> [REQUIRED WORK] Your task is to repeat all of the material exactly.
_ _ _
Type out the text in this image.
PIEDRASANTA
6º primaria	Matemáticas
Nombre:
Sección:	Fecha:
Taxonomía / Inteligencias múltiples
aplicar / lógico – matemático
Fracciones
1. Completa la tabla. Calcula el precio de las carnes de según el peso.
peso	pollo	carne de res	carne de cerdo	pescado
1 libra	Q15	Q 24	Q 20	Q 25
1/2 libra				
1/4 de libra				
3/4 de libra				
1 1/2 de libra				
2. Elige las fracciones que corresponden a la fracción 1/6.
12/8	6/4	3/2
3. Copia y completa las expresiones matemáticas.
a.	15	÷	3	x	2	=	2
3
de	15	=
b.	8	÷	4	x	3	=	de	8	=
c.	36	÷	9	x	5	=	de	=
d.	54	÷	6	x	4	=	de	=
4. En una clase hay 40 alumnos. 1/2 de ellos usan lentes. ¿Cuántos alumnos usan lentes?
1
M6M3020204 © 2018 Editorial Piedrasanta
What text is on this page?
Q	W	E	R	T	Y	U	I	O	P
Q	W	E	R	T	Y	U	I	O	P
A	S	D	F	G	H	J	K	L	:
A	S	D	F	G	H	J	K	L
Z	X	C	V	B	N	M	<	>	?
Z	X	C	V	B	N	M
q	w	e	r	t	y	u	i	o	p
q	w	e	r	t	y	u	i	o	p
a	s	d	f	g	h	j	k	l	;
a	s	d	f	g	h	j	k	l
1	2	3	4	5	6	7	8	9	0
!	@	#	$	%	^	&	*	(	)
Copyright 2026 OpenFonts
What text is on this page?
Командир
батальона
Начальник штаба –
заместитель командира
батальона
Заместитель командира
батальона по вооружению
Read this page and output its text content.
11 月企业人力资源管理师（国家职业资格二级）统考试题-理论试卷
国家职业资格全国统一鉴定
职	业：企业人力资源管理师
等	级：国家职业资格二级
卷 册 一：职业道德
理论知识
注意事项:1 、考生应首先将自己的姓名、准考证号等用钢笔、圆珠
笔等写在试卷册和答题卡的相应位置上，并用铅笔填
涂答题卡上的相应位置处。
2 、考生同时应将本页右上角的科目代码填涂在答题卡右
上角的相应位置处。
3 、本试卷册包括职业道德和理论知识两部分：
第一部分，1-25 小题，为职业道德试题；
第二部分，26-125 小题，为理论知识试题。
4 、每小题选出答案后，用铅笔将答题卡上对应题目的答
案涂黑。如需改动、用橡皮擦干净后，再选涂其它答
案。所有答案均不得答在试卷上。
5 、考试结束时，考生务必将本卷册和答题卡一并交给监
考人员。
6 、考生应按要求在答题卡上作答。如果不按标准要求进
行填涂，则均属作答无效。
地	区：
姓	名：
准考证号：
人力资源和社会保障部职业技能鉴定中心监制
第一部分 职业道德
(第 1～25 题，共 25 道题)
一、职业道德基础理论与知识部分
_ _ _
> [WRITTEN REPLY]
Type out the text in this image.
PIEDRASANTA
6º primaria	Matemáticas
Nombre:
Sección:	Fecha:
Taxonomía / Inteligencias múltiples
aplicar / lógico – matemático
Fracciones
1. Completa la tabla. Calcula el precio de las carnes de según el peso.
peso	pollo	carne de res	carne de cerdo	pescado
1 libra	Q15	Q 24	Q 20	Q 25
1/2 libra				
1/4 de libra				
3/4 de libra				
1 1/2 de libra				
2. Elige las fracciones que corresponden a la fracción 1/6.
12/8	6/4	3/2
3. Copia y completa las expresiones matemáticas.
a.	15	÷	3	x	2	=	2
3
de	15	=
b.	8	÷	4	x	3	=	de	8	=
c.	36	÷	9	x	5	=	de	=
d.	54	÷	6	x	4	=	de	=
4. En una clase hay 40 alumnos. 1/2 de ellos usan lentes. ¿Cuántos alumnos usan lentes?
1
M6M3020204 © 2018 Editorial Piedrasanta
What text is on this page?
Q	W	E	R	T	Y	U	I	O	P
Q	W	E	R	T	Y	U	I	O	P
A	S	D	F	G	H	J	K	L	:
A	S	D	F	G	H	J	K	L
Z	X	C	V	B	N	M	<	>	?
Z	X	C	V	B	N	M
q	w	e	r	t	y	u	i	o	p
q	w	e	r	t	y	u	i	o	p
a	s	d	f	g	h	j	k	l	;
a	s	d	f	g	h	j	k	l
1	2	3	4	5	6	7	8	9	0
!	@	#	$	%	^	&	*	(	)
Copyright 2026 OpenFonts
What text is on this page?
Командир
батальона
Начальник штаба –
заместитель командира
батальона
Заместитель командира
батальона по вооружению
Read this page and output its text content.
11 月企业人力资源管理师（国家职业资格二级）统考试题-理论试卷
国家职业资格全国统一鉴定
职	业：企业人力资源管理师
等	级：国家职业资格二级
卷 册 一：职业道德
理论知识
注意事项:1 、考生应首先将自己的姓名、准考证号等用钢笔、圆珠
笔等写在试卷册和答题卡的相应位置上，并用铅笔填
涂答题卡上的相应位置处。
2 、考生同时应将本页右上角的科目代码填涂在答题卡右
上角的相应位置处。
3 、本试卷册包括职业道德和理论知识两部分：
第一部分，1-25 小题，为职业道德试题；
第二部分，26-125 小题，为理论知识试题。
4 、每小题选出答案后，用铅笔将答题卡上对应题目的答
案涂黑。如需改动、用橡皮擦干净后，再选涂其它答
案。所有答案均不得答在试卷上。
5 、考试结束时，考生务必将本卷册和答题卡一并交给监
考人员。
6 、考生应按要求在答题卡上作答。如果不按标准要求进
行填涂，则均属作答无效。
地	区：
姓	名：
准考证号：
人力资源和社会保障部职业技能鉴定中心监制
第一部分 职业道德
(第 1～25 题，共 25 道题)
一、职业道德基础理论与知识部分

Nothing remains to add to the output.